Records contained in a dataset
[start]
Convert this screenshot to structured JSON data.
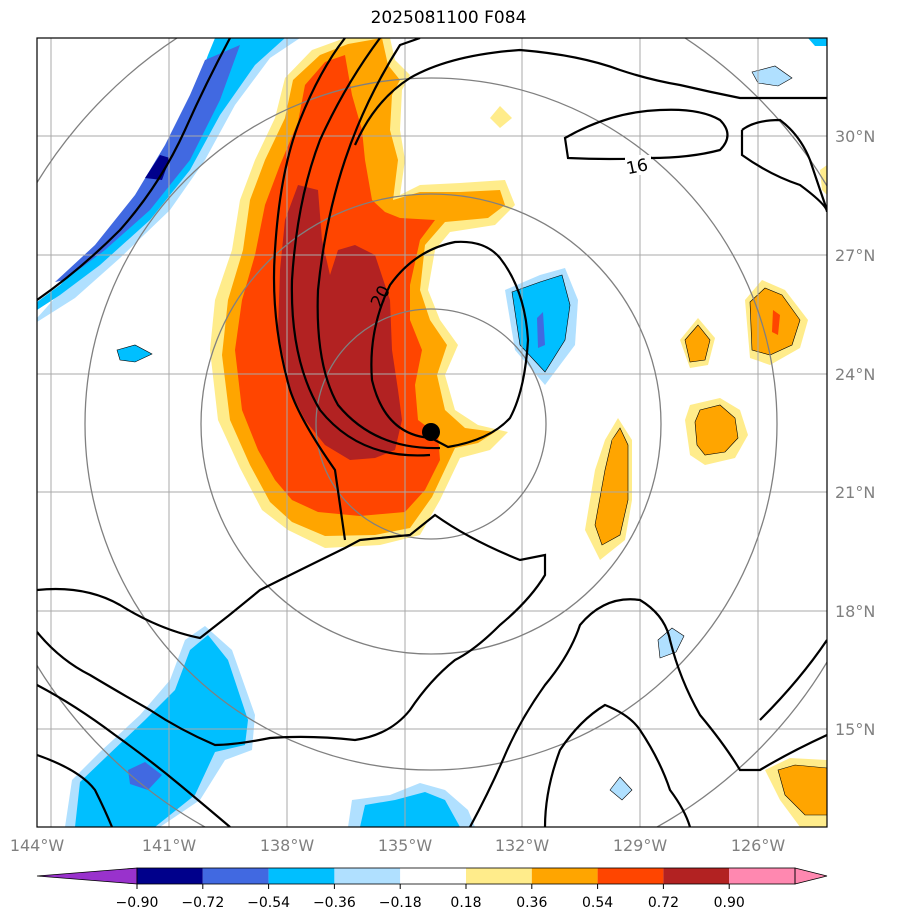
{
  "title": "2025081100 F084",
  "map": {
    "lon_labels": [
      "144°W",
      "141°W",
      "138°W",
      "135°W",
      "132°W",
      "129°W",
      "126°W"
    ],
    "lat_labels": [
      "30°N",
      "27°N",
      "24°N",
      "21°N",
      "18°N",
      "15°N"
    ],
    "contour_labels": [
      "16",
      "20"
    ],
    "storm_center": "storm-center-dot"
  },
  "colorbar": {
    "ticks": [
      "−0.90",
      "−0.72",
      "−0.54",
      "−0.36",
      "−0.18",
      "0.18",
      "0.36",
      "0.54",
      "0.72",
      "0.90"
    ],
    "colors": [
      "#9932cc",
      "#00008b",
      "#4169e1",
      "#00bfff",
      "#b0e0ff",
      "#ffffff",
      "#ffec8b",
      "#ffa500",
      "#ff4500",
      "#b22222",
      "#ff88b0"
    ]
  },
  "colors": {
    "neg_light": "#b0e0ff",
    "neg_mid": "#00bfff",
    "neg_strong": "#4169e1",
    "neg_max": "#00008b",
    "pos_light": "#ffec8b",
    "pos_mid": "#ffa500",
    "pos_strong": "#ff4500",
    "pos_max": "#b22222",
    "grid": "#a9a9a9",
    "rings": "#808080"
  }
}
[end]
**SET TASK:** Copy every record character for character. Skip the pictures.

**RESULT OF THE EXERCISE:**
Convert this screenshot to structured JSON data.
{
  "title": "2025081100 F084",
  "map": {
    "lon_labels": [
      "144°W",
      "141°W",
      "138°W",
      "135°W",
      "132°W",
      "129°W",
      "126°W"
    ],
    "lat_labels": [
      "30°N",
      "27°N",
      "24°N",
      "21°N",
      "18°N",
      "15°N"
    ],
    "contour_labels": [
      "16",
      "20"
    ],
    "storm_center": "storm-center-dot"
  },
  "colorbar": {
    "ticks": [
      "−0.90",
      "−0.72",
      "−0.54",
      "−0.36",
      "−0.18",
      "0.18",
      "0.36",
      "0.54",
      "0.72",
      "0.90"
    ],
    "colors": [
      "#9932cc",
      "#00008b",
      "#4169e1",
      "#00bfff",
      "#b0e0ff",
      "#ffffff",
      "#ffec8b",
      "#ffa500",
      "#ff4500",
      "#b22222",
      "#ff88b0"
    ]
  },
  "colors": {
    "neg_light": "#b0e0ff",
    "neg_mid": "#00bfff",
    "neg_strong": "#4169e1",
    "neg_max": "#00008b",
    "pos_light": "#ffec8b",
    "pos_mid": "#ffa500",
    "pos_strong": "#ff4500",
    "pos_max": "#b22222",
    "grid": "#a9a9a9",
    "rings": "#808080"
  }
}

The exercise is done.